Show all lines from the listing below that contain "structure".

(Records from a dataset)
>>>
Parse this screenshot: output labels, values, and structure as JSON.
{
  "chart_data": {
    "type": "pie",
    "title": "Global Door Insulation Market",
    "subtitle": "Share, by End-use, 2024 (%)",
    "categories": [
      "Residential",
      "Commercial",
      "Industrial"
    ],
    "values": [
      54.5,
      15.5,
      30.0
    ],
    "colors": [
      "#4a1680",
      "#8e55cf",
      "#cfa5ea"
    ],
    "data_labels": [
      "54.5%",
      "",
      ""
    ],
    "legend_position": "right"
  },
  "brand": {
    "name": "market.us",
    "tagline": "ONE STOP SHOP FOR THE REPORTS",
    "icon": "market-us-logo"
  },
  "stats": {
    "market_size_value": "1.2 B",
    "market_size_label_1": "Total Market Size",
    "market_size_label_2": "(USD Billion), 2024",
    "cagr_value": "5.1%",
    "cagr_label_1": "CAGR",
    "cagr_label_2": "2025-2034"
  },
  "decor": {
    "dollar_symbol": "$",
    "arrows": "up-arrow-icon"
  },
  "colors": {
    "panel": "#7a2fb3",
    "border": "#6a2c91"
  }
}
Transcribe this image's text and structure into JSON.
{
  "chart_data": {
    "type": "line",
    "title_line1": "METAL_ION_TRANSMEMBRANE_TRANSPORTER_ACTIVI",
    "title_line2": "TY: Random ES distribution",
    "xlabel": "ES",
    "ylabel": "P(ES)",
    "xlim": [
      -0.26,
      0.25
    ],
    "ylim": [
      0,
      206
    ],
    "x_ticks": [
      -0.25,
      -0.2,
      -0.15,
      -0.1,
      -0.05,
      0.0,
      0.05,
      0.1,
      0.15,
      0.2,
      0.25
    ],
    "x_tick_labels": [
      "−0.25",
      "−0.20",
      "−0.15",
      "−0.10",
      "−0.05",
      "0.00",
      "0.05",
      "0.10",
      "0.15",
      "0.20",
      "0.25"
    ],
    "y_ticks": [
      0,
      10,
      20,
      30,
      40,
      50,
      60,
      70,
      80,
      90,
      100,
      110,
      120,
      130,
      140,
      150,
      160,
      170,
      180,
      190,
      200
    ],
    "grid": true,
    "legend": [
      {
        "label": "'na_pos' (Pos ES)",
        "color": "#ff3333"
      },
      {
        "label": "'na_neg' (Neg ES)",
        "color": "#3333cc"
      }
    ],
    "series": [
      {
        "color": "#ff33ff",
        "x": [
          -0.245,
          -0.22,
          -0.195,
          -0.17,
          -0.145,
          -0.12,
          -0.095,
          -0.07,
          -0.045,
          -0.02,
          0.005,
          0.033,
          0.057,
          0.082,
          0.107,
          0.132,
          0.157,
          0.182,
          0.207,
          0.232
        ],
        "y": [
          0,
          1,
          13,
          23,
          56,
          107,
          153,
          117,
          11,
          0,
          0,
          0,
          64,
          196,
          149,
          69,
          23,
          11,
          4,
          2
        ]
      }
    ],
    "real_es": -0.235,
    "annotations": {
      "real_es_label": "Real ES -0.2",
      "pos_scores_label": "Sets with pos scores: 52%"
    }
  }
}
<<<
→ Complete output:
Parse this screenshot: output labels, values, and structure as JSON.
Transcribe this image's text and structure into JSON.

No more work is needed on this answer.